Extracted data entries:

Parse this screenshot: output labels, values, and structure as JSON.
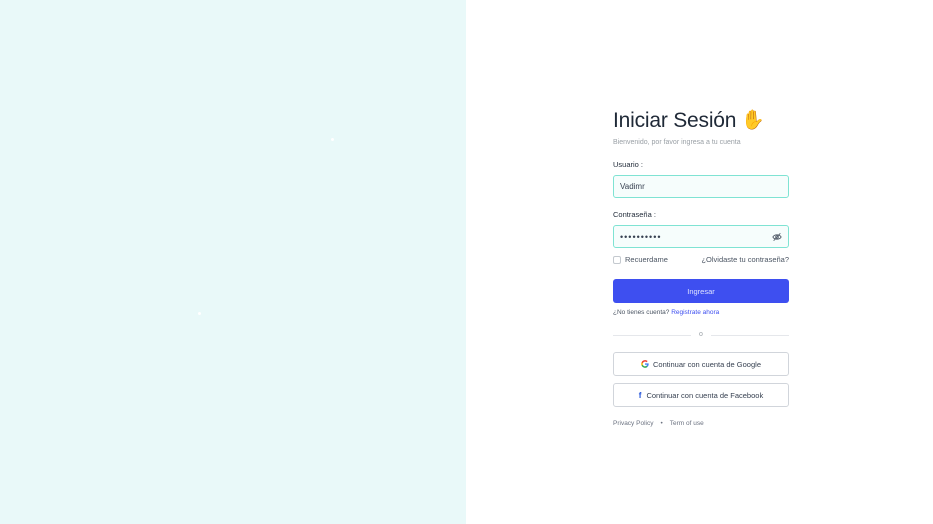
{
  "login": {
    "title": "Iniciar Sesión",
    "subtitle": "Bienvenido, por favor ingresa a tu cuenta",
    "username_label": "Usuario :",
    "username_value": "Vadimr",
    "password_label": "Contraseña :",
    "password_mask": "••••••••••",
    "remember_label": "Recuerdame",
    "forgot_link": "¿Olvidaste tu contraseña?",
    "submit_label": "Ingresar",
    "no_account_text": "¿No tienes cuenta?",
    "register_link": "Registrate ahora",
    "divider_text": "o",
    "google_button": "Continuar con cuenta de Google",
    "facebook_button": "Continuar con cuenta de Facebook",
    "privacy_link": "Privacy Policy",
    "separator": "•",
    "terms_link": "Term of use"
  },
  "icons": {
    "title_icon": "waving-hand-icon",
    "password_toggle": "eye-off-icon",
    "google": "google-icon",
    "facebook": "facebook-icon"
  },
  "colors": {
    "left_panel_bg": "#e9f9f9",
    "accent": "#3e4ff0",
    "field_border": "#7fe3d3"
  }
}
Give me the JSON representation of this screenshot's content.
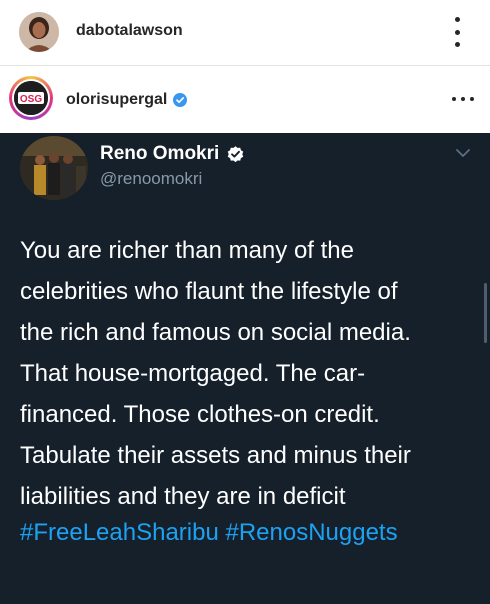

• _Instructions to follow_
Repeat the data exactly, excluding the pictures.

• _Written response_
Parse this screenshot: output labels, values, and structure as JSON.
{
  "login": {
    "title": "Iniciar Sesión",
    "subtitle": "Bienvenido, por favor ingresa a tu cuenta",
    "username_label": "Usuario :",
    "username_value": "Vadimr",
    "password_label": "Contraseña :",
    "password_mask": "••••••••••",
    "remember_label": "Recuerdame",
    "forgot_link": "¿Olvidaste tu contraseña?",
    "submit_label": "Ingresar",
    "no_account_text": "¿No tienes cuenta?",
    "register_link": "Registrate ahora",
    "divider_text": "o",
    "google_button": "Continuar con cuenta de Google",
    "facebook_button": "Continuar con cuenta de Facebook",
    "privacy_link": "Privacy Policy",
    "separator": "•",
    "terms_link": "Term of use"
  },
  "icons": {
    "title_icon": "waving-hand-icon",
    "password_toggle": "eye-off-icon",
    "google": "google-icon",
    "facebook": "facebook-icon"
  },
  "colors": {
    "left_panel_bg": "#e9f9f9",
    "accent": "#3e4ff0",
    "field_border": "#7fe3d3"
  }
}
Give me the JSON representation of this screenshot's content.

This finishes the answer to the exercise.